(Stated problem)
Scan the data below and pick out the lines containing the word "image".

* start Extracted information *

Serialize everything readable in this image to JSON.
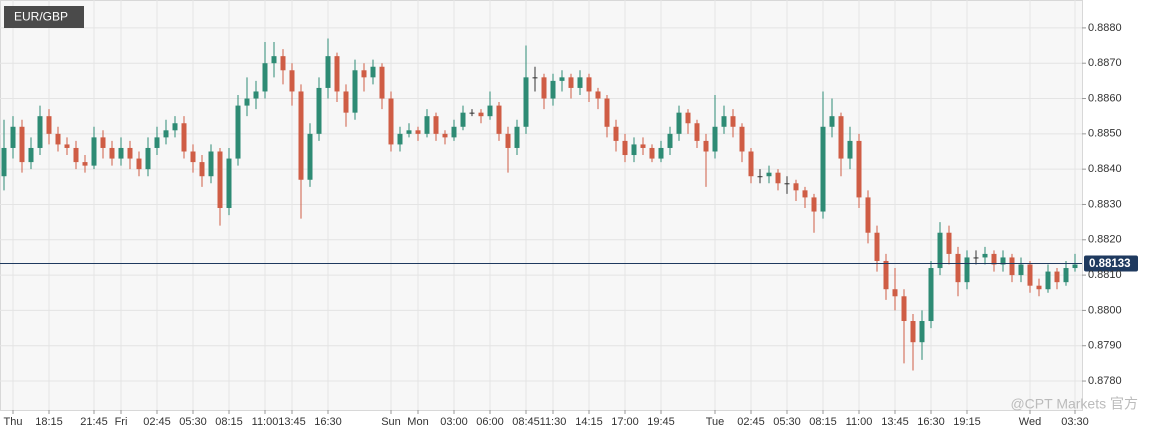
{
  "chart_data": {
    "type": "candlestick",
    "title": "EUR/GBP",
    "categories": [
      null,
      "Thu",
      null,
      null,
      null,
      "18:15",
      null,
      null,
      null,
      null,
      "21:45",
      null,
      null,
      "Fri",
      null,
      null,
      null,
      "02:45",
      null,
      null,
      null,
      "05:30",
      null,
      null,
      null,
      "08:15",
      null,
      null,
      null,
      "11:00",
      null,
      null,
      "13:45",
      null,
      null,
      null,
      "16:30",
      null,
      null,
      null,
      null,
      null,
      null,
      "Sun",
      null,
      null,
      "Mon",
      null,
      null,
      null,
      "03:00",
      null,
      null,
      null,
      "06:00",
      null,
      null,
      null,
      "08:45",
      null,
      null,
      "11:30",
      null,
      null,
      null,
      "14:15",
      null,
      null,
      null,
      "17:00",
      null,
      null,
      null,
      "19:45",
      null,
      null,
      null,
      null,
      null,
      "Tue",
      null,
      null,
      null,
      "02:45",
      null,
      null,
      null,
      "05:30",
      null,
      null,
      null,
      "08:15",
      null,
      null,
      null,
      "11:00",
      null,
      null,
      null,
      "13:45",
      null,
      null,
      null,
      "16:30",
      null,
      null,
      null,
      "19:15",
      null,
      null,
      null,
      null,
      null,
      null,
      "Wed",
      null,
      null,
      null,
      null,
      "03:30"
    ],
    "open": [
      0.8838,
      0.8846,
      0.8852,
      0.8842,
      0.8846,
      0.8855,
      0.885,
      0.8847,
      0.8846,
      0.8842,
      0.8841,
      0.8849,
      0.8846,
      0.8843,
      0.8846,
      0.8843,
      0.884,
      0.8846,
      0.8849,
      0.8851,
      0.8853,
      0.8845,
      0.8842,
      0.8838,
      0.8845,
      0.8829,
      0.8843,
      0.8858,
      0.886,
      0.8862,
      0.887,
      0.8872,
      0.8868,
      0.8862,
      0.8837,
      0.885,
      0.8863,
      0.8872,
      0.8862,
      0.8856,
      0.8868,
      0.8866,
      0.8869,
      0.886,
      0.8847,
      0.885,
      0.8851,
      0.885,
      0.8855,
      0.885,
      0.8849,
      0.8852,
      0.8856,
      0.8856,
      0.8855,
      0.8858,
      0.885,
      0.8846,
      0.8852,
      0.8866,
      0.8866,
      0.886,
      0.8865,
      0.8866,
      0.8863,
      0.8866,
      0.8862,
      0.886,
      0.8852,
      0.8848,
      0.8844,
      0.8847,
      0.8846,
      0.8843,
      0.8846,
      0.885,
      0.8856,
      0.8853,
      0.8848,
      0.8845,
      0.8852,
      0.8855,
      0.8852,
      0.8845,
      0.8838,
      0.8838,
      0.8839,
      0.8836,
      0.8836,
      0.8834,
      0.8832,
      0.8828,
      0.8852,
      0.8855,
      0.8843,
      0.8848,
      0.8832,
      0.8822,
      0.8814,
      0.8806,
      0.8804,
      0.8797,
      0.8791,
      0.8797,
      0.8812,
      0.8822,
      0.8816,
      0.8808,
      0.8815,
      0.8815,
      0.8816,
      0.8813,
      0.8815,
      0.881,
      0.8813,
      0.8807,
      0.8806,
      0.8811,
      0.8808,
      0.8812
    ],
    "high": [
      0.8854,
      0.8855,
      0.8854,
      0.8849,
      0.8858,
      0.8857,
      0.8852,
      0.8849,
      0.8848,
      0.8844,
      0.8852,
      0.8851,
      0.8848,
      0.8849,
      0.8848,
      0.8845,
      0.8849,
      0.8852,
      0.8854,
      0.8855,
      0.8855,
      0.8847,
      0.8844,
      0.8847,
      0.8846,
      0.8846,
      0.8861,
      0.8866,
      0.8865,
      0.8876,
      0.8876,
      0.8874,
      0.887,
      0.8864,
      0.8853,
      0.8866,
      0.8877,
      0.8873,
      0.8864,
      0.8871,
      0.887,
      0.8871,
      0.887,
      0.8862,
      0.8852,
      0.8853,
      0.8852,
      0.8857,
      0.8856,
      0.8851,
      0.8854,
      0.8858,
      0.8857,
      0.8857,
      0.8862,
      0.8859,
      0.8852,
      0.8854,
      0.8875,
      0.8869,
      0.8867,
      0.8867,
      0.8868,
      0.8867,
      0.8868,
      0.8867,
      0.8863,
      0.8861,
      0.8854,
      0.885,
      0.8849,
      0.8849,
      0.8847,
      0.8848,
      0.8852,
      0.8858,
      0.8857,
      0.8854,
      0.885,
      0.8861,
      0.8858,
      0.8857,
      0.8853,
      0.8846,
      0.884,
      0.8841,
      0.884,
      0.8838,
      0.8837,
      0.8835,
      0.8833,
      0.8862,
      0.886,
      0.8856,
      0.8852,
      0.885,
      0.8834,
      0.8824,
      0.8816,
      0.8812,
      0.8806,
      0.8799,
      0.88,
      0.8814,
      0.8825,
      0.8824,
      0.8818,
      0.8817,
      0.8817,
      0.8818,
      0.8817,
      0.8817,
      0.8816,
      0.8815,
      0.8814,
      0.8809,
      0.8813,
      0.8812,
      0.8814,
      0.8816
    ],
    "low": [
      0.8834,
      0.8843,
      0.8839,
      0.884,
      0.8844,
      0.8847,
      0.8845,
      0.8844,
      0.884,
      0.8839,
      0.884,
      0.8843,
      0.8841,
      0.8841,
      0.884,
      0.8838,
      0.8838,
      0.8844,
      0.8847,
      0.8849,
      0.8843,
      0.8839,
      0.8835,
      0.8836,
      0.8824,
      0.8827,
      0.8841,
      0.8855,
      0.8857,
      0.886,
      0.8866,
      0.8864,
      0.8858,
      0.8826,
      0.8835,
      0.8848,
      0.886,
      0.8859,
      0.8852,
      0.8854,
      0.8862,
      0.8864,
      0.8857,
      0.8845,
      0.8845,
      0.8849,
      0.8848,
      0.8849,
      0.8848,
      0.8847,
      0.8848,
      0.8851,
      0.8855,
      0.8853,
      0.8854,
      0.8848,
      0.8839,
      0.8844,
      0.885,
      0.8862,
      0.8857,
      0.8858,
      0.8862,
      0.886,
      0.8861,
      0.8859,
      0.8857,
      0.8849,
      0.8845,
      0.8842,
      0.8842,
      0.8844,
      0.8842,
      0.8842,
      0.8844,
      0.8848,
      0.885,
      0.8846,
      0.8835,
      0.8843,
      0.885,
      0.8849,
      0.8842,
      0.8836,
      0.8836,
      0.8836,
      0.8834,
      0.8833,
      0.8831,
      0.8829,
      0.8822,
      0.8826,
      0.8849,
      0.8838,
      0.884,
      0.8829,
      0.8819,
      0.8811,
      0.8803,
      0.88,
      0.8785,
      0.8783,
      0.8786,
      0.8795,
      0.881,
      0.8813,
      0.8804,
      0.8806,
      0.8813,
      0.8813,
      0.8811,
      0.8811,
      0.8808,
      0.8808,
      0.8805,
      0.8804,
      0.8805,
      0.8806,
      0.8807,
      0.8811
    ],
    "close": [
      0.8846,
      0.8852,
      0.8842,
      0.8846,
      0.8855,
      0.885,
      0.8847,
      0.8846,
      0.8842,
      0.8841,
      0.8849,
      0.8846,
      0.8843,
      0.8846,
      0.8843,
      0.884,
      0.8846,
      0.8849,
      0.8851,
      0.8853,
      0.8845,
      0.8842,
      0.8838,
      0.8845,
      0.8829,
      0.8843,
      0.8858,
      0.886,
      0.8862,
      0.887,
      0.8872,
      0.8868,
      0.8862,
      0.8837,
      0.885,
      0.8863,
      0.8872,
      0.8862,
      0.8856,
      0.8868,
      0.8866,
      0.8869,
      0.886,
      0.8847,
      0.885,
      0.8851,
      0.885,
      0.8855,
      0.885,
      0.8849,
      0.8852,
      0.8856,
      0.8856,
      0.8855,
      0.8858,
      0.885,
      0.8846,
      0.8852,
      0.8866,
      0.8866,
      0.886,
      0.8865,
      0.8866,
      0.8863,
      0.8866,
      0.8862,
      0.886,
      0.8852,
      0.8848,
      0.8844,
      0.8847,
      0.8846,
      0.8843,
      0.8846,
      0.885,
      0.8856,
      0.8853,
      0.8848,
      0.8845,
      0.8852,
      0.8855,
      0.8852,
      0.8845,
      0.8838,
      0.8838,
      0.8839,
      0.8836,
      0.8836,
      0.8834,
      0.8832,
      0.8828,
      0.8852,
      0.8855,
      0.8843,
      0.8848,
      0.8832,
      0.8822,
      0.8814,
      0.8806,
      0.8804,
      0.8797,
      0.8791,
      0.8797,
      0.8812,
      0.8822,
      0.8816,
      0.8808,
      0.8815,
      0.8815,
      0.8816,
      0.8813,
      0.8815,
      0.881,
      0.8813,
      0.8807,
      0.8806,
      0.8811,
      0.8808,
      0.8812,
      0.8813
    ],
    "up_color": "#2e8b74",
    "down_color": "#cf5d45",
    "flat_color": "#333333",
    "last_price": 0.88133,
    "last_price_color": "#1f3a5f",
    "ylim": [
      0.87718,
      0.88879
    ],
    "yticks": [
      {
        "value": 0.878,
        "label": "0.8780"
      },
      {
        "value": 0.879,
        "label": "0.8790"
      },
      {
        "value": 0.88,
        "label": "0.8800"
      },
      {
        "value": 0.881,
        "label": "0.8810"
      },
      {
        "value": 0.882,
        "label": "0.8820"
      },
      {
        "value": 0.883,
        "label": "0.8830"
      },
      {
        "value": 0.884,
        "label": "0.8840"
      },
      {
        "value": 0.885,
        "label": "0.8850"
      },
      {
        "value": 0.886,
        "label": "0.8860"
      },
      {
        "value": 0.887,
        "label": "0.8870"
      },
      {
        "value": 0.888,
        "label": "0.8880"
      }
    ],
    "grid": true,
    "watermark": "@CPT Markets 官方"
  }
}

* end Extracted information *
* start Extracted information *

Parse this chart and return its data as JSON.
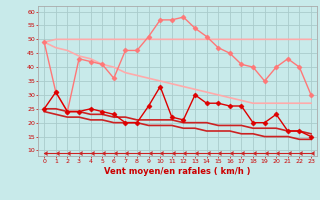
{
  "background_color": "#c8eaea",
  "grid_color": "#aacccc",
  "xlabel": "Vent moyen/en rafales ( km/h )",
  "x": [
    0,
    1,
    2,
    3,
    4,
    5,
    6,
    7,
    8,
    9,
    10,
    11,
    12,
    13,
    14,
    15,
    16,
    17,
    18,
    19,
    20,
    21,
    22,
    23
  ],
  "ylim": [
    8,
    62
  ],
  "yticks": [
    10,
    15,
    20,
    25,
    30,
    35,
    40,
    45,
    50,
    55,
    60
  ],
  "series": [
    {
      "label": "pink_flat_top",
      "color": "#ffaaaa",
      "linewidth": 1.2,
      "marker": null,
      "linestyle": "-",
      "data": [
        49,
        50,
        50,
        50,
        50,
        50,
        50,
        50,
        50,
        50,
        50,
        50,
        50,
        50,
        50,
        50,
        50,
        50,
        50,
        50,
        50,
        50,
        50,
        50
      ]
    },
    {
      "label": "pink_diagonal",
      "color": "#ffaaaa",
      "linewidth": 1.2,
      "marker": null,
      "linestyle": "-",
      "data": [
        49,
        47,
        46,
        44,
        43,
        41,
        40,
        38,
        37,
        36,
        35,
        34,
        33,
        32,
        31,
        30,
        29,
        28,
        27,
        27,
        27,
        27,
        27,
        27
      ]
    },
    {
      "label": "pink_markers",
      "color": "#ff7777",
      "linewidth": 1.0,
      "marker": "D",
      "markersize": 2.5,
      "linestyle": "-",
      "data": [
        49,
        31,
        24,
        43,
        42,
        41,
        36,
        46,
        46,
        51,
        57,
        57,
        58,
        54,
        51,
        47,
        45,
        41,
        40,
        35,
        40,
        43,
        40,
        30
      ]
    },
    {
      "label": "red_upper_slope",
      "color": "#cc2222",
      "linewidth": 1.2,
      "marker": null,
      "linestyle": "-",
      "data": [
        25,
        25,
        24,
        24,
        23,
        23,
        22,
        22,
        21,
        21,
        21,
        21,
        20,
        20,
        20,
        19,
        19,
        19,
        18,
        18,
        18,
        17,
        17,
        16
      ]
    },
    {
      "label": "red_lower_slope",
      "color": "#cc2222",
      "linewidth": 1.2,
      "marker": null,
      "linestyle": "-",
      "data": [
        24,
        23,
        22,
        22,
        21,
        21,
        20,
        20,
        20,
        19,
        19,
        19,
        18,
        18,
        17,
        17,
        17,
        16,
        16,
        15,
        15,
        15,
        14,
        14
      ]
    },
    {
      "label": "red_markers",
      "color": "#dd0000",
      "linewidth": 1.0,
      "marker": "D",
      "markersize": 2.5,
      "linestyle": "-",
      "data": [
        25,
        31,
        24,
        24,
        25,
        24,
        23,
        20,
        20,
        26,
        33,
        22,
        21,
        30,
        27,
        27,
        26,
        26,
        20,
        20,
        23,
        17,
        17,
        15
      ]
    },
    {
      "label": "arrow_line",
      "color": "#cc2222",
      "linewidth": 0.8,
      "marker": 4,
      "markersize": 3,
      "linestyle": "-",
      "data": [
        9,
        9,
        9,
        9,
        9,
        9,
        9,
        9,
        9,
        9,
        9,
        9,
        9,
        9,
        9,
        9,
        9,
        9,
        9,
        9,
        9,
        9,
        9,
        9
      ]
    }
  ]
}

* end Extracted information *
* start Extracted information *

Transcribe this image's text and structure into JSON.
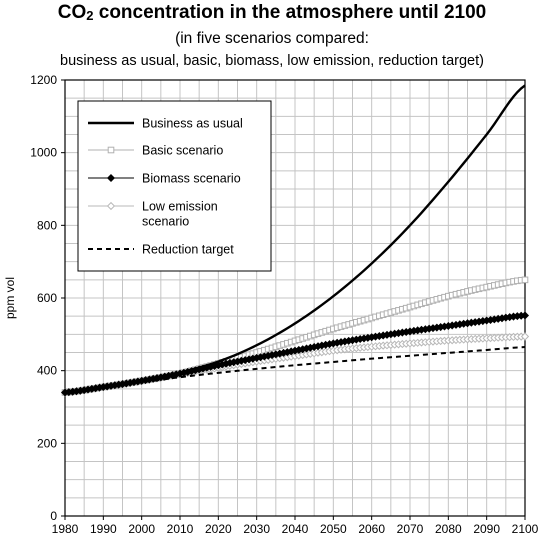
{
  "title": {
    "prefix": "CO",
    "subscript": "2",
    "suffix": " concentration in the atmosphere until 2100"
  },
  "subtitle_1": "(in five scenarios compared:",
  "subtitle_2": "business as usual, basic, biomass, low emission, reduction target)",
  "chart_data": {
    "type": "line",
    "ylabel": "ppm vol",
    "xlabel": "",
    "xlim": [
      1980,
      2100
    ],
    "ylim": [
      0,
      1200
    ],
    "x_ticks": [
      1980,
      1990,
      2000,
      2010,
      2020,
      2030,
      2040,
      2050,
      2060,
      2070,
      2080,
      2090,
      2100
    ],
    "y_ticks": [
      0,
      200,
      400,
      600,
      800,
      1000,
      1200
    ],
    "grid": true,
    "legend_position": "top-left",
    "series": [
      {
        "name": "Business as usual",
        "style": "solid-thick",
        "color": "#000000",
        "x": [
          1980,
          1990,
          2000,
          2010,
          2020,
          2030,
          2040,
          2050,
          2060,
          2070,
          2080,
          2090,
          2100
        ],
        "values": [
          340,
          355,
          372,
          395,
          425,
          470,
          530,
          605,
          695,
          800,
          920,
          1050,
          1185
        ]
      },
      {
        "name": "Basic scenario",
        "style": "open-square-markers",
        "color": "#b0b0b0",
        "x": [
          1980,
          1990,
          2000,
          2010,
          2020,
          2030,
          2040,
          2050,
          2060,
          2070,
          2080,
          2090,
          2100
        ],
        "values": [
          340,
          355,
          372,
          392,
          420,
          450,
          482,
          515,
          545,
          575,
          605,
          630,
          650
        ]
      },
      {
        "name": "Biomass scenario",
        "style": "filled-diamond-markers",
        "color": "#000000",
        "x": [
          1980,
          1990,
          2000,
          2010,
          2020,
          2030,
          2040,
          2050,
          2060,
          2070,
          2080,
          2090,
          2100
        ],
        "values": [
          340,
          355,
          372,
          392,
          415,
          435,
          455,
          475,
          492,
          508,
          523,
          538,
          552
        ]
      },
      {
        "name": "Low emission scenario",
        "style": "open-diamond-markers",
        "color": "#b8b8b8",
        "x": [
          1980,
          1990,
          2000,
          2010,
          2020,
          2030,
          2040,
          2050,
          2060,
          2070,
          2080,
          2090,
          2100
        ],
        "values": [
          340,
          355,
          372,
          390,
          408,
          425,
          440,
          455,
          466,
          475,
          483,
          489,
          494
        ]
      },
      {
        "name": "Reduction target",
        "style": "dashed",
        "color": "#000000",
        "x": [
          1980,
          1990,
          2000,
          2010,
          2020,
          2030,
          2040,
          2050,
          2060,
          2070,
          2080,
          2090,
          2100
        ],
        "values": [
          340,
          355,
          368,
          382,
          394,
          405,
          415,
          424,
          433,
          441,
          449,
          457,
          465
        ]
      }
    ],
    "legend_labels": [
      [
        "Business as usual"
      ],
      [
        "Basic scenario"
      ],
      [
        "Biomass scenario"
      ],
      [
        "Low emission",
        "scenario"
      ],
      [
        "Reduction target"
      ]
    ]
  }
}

* end Extracted information *

(Output below)
Serialize everything readable in this image to JSON.
Transcribe this image's text and structure into JSON.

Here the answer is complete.